Of the lines in this listing, how many contain the word "test"? Give the number and nothing else.

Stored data

BEGIN

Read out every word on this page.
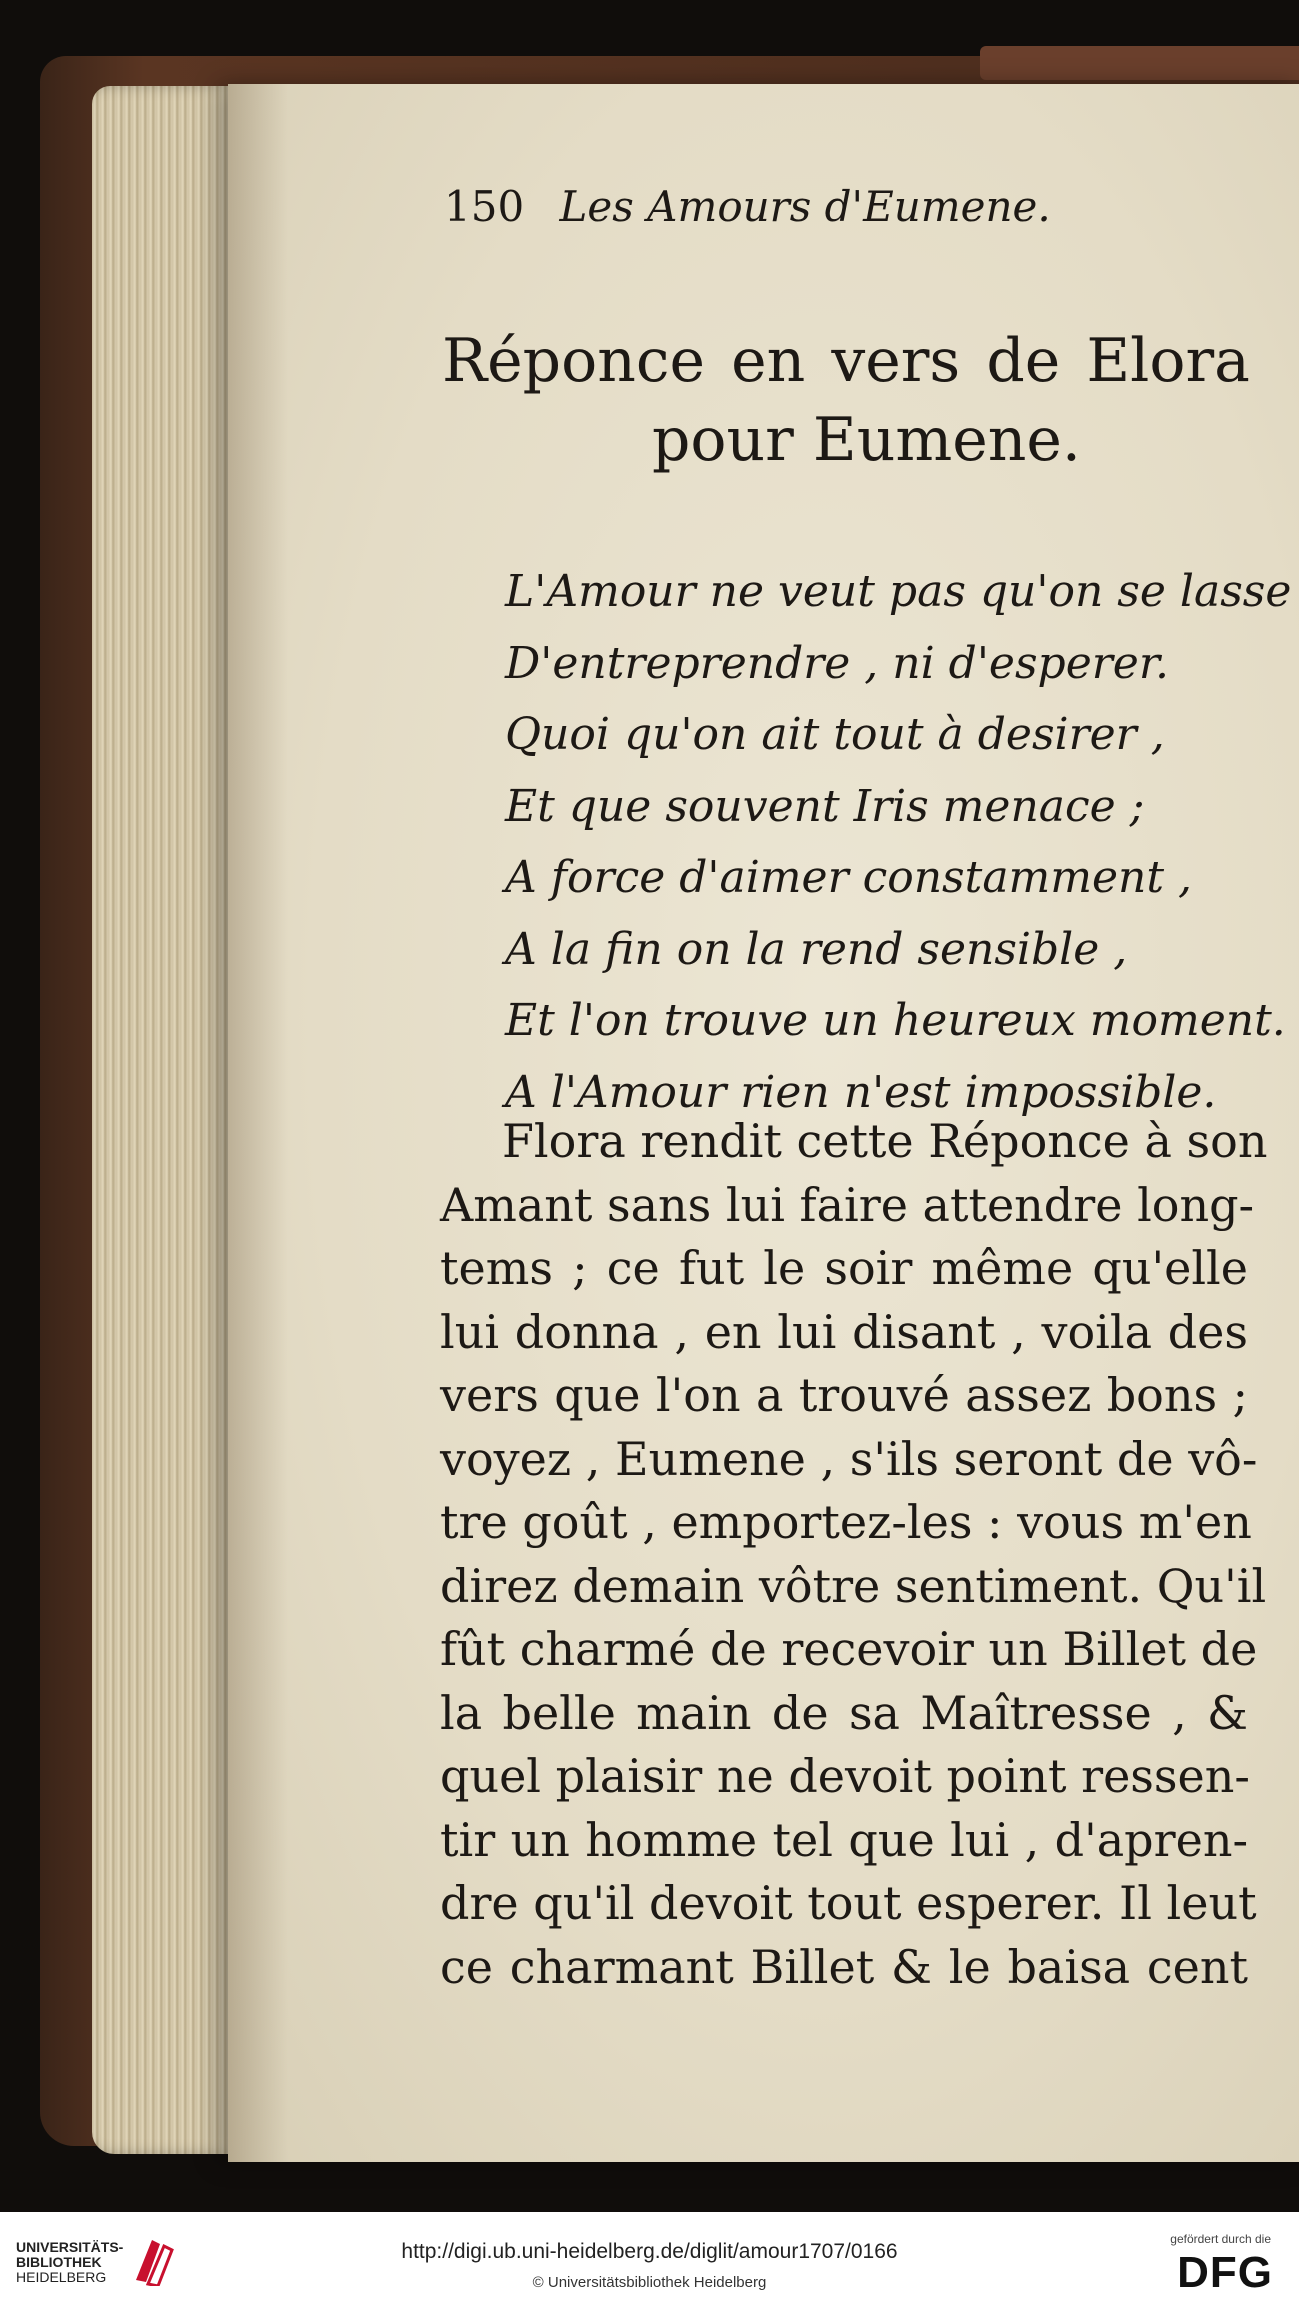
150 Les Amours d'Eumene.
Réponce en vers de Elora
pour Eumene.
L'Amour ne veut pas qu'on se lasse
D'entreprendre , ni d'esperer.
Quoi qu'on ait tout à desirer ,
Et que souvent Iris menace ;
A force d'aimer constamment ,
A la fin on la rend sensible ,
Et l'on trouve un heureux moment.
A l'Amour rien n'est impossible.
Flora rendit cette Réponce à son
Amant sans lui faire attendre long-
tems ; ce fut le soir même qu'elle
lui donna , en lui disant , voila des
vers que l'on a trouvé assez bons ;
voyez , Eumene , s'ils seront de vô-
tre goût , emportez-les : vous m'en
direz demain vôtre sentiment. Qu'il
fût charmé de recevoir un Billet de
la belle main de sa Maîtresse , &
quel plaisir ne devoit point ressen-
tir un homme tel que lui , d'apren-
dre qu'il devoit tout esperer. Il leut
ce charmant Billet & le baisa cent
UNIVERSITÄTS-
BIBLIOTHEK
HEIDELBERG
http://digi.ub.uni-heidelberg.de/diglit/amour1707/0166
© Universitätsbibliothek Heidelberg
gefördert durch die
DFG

END
BEGIN

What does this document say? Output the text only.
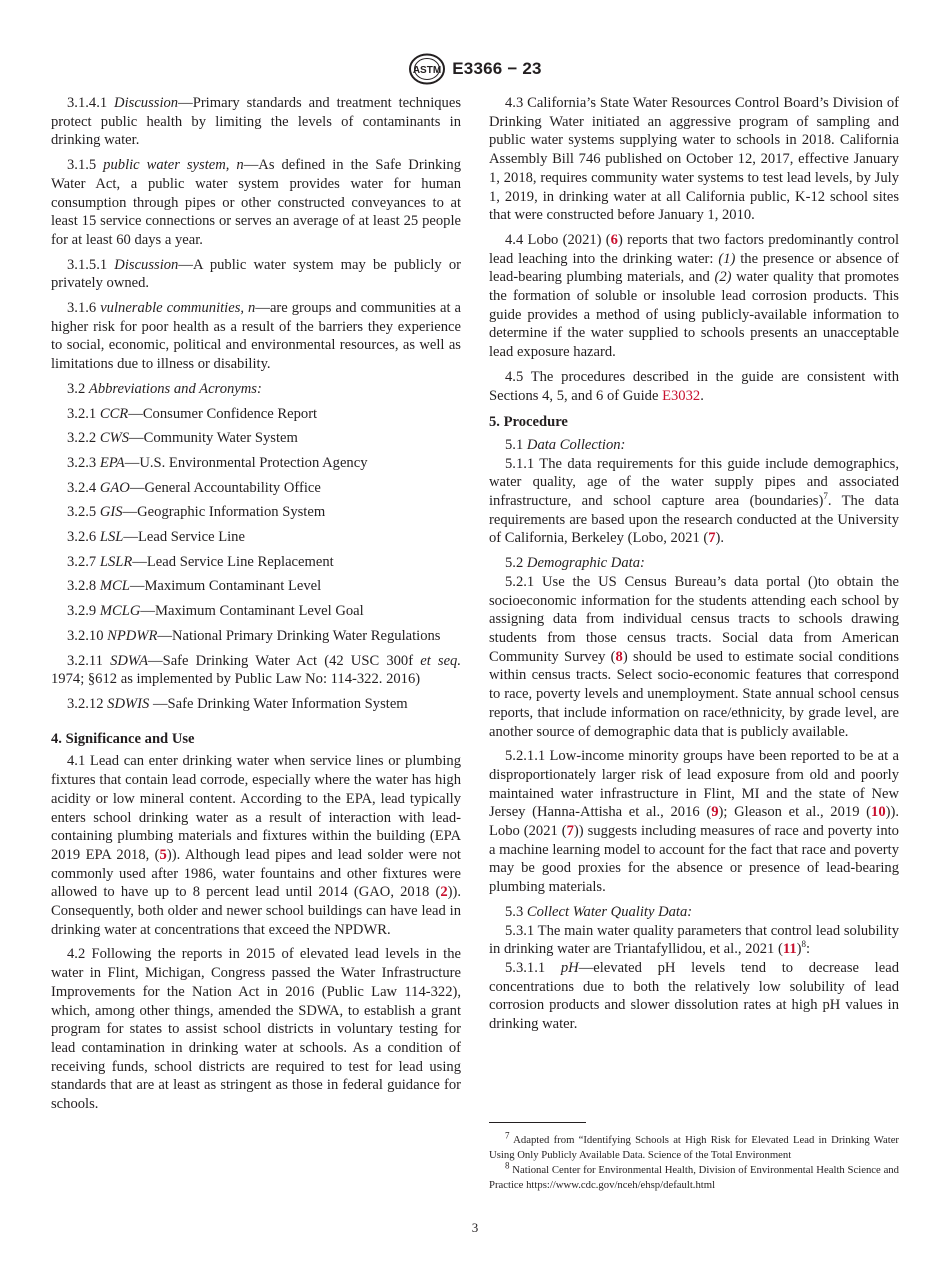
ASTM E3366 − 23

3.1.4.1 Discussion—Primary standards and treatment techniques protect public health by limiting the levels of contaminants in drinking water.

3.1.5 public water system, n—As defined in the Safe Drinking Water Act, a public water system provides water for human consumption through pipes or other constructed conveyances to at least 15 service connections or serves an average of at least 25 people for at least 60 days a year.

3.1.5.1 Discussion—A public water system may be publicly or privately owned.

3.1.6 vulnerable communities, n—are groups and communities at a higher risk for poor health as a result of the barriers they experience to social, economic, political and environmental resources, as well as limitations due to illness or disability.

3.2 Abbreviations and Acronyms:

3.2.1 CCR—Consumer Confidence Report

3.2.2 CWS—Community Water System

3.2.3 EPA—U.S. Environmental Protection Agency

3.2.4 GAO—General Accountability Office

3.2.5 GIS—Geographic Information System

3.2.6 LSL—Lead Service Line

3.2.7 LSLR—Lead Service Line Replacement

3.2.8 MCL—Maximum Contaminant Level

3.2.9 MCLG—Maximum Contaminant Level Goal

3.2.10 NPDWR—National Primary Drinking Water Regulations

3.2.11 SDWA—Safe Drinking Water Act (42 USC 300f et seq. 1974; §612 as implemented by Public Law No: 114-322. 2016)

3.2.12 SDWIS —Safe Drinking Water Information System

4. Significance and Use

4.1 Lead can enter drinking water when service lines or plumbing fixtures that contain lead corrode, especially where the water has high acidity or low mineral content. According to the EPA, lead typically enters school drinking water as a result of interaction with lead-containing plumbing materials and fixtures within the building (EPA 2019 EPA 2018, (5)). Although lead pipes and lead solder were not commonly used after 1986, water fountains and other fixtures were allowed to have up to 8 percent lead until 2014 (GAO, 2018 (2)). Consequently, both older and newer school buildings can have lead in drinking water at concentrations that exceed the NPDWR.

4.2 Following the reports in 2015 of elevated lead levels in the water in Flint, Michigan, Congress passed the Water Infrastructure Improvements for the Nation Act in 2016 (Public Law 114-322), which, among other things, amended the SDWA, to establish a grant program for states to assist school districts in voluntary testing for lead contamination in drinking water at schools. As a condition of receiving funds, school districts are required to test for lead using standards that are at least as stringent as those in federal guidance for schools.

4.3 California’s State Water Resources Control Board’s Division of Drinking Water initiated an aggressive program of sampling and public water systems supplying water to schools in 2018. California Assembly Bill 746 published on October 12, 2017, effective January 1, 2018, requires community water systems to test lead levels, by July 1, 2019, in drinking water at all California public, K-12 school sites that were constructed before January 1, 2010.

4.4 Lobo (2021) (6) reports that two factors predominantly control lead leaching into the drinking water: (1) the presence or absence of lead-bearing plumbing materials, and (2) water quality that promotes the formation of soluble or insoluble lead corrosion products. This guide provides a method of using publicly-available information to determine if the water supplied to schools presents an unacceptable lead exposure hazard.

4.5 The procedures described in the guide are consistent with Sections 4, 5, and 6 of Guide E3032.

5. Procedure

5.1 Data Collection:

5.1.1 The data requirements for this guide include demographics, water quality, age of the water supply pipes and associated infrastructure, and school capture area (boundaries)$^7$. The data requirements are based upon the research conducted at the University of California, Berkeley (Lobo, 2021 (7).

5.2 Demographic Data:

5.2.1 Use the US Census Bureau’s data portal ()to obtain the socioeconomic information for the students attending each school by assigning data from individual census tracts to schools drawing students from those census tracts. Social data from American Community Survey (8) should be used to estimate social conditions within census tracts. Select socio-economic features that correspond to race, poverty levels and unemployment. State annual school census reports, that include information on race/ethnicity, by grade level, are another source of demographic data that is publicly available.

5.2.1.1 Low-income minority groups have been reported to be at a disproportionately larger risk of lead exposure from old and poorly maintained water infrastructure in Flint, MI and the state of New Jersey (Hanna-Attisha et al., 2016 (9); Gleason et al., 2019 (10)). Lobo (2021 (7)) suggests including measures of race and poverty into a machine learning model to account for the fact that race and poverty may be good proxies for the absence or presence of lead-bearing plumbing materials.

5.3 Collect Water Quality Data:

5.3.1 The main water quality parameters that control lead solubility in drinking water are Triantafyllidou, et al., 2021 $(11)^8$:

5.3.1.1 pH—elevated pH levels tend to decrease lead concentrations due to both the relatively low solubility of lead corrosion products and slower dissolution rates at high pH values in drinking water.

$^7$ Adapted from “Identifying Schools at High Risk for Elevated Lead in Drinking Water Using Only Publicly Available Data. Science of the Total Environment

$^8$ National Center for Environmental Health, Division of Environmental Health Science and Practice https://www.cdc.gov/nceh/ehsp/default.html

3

END

• _Exercise answer_: 2